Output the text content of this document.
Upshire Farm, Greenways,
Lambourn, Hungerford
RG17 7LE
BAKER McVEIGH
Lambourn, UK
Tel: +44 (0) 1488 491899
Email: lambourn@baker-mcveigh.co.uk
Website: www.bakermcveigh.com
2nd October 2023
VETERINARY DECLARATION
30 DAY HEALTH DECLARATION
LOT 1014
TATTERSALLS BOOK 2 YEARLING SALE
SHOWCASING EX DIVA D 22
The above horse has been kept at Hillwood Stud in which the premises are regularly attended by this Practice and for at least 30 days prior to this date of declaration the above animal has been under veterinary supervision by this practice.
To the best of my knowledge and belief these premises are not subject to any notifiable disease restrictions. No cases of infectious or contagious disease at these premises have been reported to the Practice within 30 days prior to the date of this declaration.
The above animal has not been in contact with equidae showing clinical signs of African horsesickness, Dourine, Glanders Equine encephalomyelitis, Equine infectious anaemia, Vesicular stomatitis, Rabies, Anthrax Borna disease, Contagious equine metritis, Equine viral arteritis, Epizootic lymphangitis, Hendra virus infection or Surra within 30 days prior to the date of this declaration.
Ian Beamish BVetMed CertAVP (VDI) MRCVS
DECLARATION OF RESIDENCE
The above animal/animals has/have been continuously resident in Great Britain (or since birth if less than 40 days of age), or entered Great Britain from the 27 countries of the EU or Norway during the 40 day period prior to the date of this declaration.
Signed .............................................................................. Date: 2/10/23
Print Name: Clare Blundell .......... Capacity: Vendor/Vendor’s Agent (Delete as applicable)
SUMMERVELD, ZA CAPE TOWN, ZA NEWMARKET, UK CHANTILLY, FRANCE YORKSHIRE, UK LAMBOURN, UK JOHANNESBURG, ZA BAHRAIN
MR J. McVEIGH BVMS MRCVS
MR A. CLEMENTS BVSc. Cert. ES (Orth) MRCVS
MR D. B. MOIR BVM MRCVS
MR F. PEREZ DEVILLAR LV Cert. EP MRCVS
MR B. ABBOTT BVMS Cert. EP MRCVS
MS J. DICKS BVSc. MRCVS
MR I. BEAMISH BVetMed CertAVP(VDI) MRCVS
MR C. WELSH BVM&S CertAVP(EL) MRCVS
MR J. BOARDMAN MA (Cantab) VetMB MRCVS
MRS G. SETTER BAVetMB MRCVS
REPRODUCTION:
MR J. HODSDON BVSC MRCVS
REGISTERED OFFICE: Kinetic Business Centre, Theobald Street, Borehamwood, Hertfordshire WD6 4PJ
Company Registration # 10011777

[Task to carry out]: Copy every line of the material, please, keeping it exactly the same.

[Written answer]:
Output the text content of this document.
Upshire Farm, Greenways,
Lambourn, Hungerford
RG17 7LE
BAKER McVEIGH
Lambourn, UK
Tel: +44 (0) 1488 491899
Email: lambourn@baker-mcveigh.co.uk
Website: www.bakermcveigh.com
2nd October 2023
VETERINARY DECLARATION
30 DAY HEALTH DECLARATION
LOT 1014
TATTERSALLS BOOK 2 YEARLING SALE
SHOWCASING EX DIVA D 22
The above horse has been kept at Hillwood Stud in which the premises are regularly attended by this Practice and for at least 30 days prior to this date of declaration the above animal has been under veterinary supervision by this practice.
To the best of my knowledge and belief these premises are not subject to any notifiable disease restrictions. No cases of infectious or contagious disease at these premises have been reported to the Practice within 30 days prior to the date of this declaration.
The above animal has not been in contact with equidae showing clinical signs of African horsesickness, Dourine, Glanders Equine encephalomyelitis, Equine infectious anaemia, Vesicular stomatitis, Rabies, Anthrax Borna disease, Contagious equine metritis, Equine viral arteritis, Epizootic lymphangitis, Hendra virus infection or Surra within 30 days prior to the date of this declaration.
Ian Beamish BVetMed CertAVP (VDI) MRCVS
DECLARATION OF RESIDENCE
The above animal/animals has/have been continuously resident in Great Britain (or since birth if less than 40 days of age), or entered Great Britain from the 27 countries of the EU or Norway during the 40 day period prior to the date of this declaration.
Signed .............................................................................. Date: 2/10/23
Print Name: Clare Blundell .......... Capacity: Vendor/Vendor’s Agent (Delete as applicable)
SUMMERVELD, ZA CAPE TOWN, ZA NEWMARKET, UK CHANTILLY, FRANCE YORKSHIRE, UK LAMBOURN, UK JOHANNESBURG, ZA BAHRAIN
MR J. McVEIGH BVMS MRCVS
MR A. CLEMENTS BVSc. Cert. ES (Orth) MRCVS
MR D. B. MOIR BVM MRCVS
MR F. PEREZ DEVILLAR LV Cert. EP MRCVS
MR B. ABBOTT BVMS Cert. EP MRCVS
MS J. DICKS BVSc. MRCVS
MR I. BEAMISH BVetMed CertAVP(VDI) MRCVS
MR C. WELSH BVM&S CertAVP(EL) MRCVS
MR J. BOARDMAN MA (Cantab) VetMB MRCVS
MRS G. SETTER BAVetMB MRCVS
REPRODUCTION:
MR J. HODSDON BVSC MRCVS
REGISTERED OFFICE: Kinetic Business Centre, Theobald Street, Borehamwood, Hertfordshire WD6 4PJ
Company Registration # 10011777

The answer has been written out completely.